** BEGIN Items **

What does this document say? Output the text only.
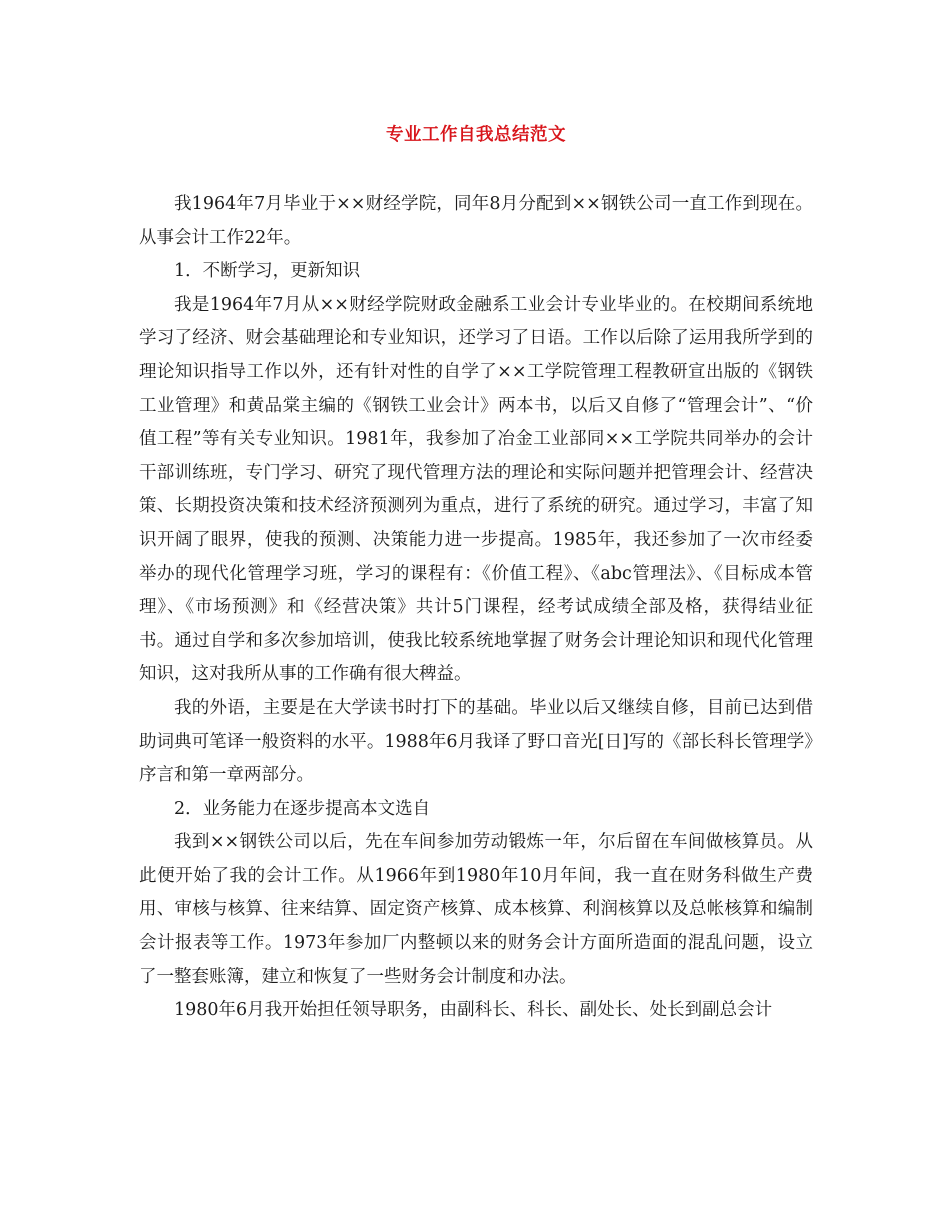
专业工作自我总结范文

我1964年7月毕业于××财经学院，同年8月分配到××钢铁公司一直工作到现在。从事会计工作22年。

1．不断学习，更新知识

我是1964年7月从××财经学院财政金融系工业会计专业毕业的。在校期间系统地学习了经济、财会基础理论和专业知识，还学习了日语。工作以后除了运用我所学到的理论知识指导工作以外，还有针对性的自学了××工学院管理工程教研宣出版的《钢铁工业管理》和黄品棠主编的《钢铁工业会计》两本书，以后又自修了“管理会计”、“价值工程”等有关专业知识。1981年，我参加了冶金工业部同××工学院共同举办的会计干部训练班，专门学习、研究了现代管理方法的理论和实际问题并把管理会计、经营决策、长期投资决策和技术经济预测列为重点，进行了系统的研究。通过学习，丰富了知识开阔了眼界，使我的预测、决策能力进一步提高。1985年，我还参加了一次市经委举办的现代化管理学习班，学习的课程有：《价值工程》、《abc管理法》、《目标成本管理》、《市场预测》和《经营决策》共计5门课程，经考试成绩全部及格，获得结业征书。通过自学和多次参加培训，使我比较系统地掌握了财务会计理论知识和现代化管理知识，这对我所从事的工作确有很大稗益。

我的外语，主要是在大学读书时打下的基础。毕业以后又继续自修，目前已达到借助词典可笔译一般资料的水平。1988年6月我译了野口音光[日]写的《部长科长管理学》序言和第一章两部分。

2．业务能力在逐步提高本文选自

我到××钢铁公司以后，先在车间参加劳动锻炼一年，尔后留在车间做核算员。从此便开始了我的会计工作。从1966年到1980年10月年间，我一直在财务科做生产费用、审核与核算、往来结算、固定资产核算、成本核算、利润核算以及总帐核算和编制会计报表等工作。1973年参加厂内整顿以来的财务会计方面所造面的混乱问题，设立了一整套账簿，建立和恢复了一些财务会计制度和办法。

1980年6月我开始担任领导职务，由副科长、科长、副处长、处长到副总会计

** END Items **
** BEGIN Items **

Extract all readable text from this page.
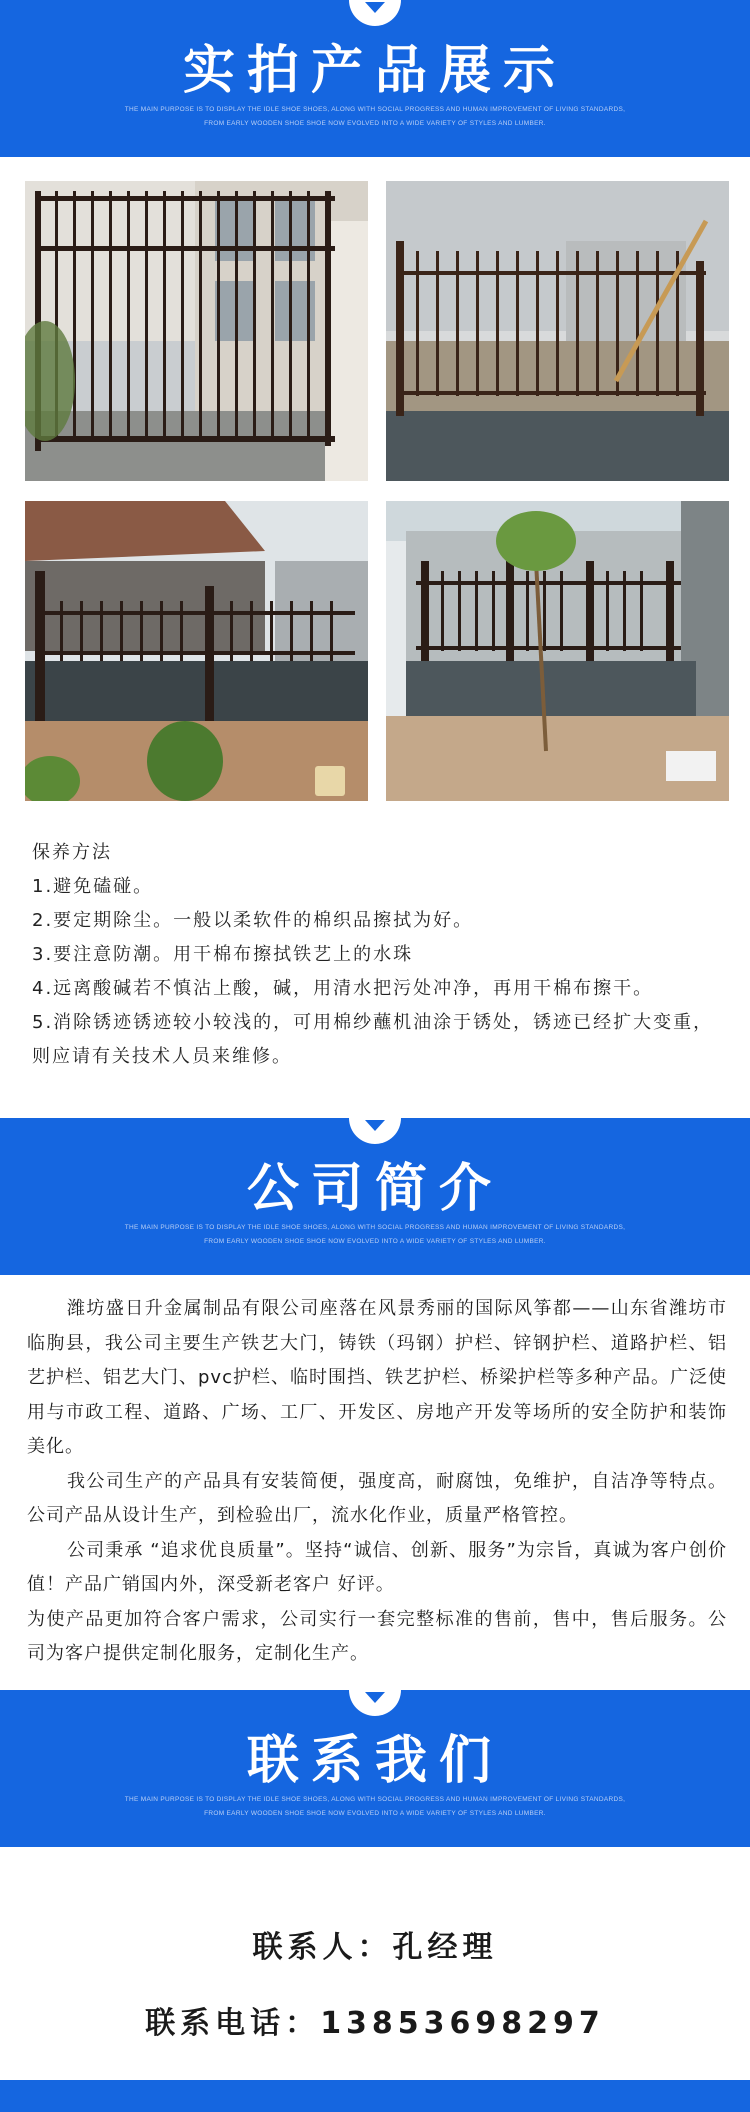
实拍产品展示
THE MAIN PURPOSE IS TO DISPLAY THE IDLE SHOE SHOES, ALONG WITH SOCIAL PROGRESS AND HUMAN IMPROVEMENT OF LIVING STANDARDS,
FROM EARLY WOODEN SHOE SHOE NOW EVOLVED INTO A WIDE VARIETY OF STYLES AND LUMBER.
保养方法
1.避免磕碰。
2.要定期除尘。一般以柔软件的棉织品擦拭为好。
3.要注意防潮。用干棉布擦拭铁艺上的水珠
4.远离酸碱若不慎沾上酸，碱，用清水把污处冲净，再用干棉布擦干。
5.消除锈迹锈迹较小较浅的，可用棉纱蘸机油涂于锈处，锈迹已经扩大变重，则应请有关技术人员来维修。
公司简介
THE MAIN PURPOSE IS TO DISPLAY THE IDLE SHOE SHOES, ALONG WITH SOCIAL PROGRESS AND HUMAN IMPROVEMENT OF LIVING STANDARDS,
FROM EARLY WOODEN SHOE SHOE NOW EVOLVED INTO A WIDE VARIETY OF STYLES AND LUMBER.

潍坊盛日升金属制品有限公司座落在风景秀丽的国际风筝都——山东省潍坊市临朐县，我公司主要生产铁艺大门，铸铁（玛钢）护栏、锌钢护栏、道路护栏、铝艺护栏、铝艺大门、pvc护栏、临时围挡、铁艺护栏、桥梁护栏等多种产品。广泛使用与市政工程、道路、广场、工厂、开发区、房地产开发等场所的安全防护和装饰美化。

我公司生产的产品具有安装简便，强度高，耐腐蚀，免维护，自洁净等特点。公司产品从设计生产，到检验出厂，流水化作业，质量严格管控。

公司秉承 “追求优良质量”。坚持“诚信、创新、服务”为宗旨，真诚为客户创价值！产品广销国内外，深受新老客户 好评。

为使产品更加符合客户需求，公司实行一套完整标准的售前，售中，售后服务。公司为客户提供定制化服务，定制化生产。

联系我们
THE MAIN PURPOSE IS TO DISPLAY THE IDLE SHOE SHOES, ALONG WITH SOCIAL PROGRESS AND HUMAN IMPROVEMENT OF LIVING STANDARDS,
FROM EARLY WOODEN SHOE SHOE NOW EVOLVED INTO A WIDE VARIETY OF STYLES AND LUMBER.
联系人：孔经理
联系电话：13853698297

** END Items **

Exercise directions: Identify the lines in the entries that hold "this" and return each one.

Solution:
What does this document say? Output the text only.
Extract all readable text from this page.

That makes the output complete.